Show every line in the entries below where the word "reduction" appears.
## Start DATASET CONTENT
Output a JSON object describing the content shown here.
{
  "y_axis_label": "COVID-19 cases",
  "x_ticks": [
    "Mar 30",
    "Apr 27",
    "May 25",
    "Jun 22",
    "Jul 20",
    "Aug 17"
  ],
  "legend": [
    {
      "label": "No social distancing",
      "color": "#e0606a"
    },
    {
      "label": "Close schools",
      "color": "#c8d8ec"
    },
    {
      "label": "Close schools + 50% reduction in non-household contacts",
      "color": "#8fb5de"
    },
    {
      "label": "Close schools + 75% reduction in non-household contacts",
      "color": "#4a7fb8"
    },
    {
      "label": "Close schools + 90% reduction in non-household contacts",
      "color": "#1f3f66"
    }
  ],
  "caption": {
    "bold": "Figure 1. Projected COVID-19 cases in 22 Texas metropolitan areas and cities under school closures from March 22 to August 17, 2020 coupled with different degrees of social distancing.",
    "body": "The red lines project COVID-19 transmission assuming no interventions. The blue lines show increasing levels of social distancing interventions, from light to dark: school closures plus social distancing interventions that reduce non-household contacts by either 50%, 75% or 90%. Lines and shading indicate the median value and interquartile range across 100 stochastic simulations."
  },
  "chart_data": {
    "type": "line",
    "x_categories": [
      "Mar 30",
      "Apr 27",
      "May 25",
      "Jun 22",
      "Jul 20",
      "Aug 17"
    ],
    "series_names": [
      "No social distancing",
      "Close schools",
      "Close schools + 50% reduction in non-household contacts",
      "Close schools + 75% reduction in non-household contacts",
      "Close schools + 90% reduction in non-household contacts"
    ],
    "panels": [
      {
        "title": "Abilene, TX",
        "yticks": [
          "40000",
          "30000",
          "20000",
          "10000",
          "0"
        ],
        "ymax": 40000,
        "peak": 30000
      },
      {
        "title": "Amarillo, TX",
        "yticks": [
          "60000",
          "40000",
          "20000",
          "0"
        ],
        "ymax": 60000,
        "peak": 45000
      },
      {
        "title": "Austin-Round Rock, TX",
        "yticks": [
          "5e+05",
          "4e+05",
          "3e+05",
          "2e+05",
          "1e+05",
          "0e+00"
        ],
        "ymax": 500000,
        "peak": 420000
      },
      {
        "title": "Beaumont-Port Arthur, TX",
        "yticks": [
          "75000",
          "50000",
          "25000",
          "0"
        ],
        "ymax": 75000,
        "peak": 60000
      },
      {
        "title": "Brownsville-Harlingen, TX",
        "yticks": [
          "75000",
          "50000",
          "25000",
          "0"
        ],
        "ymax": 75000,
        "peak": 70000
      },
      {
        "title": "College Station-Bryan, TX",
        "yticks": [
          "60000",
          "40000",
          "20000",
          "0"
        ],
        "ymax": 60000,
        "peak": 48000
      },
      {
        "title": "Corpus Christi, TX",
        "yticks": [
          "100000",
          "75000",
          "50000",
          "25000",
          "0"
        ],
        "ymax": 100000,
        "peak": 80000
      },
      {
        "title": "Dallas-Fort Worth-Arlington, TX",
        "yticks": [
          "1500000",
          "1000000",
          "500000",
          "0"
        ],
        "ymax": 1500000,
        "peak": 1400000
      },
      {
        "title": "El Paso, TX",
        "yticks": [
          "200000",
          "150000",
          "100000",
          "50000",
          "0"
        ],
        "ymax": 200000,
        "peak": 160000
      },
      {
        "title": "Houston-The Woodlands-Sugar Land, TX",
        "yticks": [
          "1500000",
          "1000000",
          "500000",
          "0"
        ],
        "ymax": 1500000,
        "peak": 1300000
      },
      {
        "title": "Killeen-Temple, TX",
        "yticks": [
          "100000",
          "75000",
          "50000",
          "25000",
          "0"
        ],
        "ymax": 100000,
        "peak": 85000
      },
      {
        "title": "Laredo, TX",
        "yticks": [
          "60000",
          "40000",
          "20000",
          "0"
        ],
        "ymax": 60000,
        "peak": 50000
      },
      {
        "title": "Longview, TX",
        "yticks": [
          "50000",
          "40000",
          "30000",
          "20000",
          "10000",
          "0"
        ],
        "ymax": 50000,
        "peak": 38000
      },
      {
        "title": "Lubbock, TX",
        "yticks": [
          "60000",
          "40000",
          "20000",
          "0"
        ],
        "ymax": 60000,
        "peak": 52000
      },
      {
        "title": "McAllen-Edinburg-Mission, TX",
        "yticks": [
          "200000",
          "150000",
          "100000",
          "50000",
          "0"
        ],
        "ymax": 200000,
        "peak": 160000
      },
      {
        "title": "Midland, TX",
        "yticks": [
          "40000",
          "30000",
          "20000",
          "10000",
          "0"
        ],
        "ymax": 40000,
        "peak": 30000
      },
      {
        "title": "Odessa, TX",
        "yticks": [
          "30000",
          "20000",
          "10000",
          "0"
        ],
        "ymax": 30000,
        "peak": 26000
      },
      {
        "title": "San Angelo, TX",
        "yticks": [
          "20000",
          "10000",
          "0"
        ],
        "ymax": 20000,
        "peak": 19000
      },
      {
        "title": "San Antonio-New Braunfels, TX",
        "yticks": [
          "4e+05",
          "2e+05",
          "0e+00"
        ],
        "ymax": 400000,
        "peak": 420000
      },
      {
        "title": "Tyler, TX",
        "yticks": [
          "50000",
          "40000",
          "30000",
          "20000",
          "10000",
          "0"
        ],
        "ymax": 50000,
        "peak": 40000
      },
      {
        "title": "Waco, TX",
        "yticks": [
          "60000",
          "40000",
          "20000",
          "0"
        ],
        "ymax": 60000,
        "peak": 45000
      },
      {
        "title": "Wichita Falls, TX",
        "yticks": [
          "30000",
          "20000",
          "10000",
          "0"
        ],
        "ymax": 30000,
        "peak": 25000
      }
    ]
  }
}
## End DATASET CONTENT
▸ EXERCISE ANSWER
      "label": "Close schools + 50% reduction in non-household contacts",
      "label": "Close schools + 75% reduction in non-household contacts",
      "label": "Close schools + 90% reduction in non-household contacts",
      "Close schools + 50% reduction in non-household contacts",
      "Close schools + 75% reduction in non-household contacts",
      "Close schools + 90% reduction in non-household contacts"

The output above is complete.